§ **GIVEN REQUEST**
For the listing below, give the number of lines in which "Lido" occurs. Add nothing.

§ **LISTED ENTRIES**

-- BEGIN --

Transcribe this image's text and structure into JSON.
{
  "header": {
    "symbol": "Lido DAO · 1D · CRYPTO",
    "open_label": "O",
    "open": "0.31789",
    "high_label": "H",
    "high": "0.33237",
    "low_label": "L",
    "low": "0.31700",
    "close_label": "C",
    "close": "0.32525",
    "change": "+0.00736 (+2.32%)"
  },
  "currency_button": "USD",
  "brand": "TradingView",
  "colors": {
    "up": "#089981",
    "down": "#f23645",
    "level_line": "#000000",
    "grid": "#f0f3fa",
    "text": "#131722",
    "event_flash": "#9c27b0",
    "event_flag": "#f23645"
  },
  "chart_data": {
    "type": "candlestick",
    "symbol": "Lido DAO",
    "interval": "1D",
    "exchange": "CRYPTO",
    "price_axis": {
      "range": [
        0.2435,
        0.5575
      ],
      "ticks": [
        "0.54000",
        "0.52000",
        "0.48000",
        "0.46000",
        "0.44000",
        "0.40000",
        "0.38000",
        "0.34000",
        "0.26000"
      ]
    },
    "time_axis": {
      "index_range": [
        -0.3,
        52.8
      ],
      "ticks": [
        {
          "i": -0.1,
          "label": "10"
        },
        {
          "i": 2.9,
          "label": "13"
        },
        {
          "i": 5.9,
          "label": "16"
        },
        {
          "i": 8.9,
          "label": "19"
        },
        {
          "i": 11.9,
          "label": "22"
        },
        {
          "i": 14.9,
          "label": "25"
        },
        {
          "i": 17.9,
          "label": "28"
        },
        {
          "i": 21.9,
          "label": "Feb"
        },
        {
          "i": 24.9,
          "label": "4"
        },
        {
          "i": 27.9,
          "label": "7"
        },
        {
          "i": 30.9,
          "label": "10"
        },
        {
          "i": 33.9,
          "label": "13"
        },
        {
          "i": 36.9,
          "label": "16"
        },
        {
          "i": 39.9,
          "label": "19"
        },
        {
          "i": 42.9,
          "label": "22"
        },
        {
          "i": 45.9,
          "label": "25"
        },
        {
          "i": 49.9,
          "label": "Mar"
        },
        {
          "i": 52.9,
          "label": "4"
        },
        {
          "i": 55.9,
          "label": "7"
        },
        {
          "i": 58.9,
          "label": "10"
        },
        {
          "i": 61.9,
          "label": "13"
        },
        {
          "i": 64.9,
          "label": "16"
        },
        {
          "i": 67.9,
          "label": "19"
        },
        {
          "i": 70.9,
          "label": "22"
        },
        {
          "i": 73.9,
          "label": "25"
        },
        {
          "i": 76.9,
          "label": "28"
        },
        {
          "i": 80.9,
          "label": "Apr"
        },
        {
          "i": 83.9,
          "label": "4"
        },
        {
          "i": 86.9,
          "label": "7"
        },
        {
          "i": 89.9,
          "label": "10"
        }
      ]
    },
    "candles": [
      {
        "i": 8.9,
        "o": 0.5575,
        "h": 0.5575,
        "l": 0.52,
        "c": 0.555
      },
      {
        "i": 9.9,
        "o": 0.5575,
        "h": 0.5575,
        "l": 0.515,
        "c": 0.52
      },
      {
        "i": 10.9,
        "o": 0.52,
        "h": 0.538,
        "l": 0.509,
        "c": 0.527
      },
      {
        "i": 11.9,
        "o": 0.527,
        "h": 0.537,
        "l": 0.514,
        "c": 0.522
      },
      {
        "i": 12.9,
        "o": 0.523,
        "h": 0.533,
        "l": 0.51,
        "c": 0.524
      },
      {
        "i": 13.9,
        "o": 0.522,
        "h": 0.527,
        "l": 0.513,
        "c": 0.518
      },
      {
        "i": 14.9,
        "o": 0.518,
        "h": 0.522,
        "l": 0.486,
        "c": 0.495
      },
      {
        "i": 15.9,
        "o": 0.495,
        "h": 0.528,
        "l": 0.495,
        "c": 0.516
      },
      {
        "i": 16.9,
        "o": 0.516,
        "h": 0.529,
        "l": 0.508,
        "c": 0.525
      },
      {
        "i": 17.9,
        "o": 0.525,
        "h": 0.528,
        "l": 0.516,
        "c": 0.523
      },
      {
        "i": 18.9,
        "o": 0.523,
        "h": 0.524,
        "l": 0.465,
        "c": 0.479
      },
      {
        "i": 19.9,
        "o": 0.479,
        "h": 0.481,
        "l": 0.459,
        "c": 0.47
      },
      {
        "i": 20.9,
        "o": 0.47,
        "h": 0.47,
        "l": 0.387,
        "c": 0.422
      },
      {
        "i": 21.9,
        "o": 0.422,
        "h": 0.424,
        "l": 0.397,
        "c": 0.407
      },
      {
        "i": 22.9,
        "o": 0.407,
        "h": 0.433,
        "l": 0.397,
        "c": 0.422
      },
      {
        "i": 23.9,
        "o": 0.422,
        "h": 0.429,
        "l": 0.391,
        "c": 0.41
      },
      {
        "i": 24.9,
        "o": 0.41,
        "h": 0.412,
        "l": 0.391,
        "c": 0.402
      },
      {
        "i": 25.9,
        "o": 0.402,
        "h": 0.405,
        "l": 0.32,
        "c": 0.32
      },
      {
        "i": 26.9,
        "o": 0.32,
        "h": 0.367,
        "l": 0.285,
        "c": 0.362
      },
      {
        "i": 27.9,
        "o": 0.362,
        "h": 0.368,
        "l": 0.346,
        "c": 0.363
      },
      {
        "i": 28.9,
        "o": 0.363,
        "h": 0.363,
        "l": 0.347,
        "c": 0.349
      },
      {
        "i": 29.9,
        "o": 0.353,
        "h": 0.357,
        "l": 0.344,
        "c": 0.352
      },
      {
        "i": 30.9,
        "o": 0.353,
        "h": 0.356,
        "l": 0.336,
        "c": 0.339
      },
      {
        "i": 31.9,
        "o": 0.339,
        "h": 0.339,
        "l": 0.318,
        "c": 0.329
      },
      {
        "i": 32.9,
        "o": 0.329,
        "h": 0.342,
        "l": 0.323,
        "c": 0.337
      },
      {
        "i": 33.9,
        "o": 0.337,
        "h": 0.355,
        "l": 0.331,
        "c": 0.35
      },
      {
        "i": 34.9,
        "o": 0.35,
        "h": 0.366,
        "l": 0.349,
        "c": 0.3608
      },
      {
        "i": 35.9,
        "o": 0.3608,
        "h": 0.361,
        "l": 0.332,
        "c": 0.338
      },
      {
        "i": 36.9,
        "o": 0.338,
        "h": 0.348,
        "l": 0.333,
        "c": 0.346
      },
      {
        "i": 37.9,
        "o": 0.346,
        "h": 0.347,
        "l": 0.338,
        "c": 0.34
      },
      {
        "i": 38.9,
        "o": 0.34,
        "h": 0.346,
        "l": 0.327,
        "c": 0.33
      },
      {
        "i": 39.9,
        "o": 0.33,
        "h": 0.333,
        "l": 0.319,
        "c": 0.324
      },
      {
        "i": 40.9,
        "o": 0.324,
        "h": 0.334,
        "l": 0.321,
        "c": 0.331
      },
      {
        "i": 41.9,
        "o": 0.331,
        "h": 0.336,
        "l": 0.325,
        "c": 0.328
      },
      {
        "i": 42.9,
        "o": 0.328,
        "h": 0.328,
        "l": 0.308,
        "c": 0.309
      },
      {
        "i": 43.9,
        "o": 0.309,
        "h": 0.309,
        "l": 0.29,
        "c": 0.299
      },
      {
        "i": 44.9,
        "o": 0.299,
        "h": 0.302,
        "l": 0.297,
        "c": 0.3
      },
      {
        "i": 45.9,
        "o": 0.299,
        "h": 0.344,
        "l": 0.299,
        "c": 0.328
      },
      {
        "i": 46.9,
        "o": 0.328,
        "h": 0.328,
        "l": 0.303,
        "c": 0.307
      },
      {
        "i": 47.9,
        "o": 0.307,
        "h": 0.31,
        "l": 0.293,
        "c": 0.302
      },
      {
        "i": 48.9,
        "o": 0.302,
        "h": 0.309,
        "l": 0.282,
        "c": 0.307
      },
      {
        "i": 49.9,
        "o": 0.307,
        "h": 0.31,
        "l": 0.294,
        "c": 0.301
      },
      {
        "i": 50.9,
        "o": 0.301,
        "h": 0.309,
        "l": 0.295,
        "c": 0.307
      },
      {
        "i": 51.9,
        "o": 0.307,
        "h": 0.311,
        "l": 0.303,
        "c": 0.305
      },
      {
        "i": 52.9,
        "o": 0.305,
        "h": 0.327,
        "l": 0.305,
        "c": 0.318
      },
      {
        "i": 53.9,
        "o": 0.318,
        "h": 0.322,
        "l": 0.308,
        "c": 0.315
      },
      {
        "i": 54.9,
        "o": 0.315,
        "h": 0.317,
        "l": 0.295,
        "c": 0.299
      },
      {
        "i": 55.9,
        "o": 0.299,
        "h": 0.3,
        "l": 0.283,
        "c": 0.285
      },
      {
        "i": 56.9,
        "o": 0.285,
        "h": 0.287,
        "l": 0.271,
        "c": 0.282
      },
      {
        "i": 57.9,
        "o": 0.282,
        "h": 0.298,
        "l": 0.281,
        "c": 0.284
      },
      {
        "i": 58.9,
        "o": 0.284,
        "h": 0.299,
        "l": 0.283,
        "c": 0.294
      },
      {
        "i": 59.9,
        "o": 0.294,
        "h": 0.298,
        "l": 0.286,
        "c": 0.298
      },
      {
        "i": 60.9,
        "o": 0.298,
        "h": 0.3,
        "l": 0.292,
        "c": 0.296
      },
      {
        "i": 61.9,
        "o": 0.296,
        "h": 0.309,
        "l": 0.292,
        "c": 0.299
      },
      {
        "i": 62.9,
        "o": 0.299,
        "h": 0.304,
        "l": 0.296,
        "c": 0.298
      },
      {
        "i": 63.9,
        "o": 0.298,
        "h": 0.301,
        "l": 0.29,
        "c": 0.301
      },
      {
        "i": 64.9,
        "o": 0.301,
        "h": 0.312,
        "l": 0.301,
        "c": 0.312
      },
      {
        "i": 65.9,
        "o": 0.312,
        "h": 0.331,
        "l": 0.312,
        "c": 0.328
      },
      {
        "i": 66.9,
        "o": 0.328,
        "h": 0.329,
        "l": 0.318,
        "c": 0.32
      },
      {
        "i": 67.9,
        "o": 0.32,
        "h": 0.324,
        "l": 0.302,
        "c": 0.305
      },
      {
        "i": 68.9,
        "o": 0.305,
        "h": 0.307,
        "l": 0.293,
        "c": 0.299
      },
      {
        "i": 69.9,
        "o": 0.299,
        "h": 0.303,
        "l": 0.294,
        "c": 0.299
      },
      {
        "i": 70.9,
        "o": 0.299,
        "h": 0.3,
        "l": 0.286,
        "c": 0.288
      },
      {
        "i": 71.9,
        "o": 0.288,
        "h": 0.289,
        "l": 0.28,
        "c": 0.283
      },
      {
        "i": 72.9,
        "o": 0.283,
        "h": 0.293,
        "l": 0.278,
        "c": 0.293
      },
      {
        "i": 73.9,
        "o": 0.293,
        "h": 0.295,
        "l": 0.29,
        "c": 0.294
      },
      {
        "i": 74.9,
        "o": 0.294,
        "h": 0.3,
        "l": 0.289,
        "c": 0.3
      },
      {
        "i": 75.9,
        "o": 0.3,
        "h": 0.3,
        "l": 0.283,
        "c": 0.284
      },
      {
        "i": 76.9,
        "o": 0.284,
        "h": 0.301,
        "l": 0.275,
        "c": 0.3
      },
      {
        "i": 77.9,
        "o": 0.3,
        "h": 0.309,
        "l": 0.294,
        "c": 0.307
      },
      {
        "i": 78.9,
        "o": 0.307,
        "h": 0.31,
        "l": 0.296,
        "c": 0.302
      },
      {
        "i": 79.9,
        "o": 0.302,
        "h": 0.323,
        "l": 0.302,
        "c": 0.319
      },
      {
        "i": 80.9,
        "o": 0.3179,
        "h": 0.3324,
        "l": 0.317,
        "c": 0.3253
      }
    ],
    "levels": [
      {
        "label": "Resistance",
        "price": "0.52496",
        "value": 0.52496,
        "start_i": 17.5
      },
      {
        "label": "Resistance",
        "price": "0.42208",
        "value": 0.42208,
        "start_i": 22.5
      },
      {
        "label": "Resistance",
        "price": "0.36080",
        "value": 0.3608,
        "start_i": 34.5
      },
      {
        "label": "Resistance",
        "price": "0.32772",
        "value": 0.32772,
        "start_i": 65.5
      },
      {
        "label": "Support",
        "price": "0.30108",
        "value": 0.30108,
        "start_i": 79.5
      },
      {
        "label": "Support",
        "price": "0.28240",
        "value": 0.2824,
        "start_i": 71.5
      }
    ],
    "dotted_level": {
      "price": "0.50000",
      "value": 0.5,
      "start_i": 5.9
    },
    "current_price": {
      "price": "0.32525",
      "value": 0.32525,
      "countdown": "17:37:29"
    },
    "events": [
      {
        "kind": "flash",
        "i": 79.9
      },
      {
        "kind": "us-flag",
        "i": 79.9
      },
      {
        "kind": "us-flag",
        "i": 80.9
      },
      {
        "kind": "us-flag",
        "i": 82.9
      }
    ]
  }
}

-- END --

§ **WRITTEN ANSWER**
2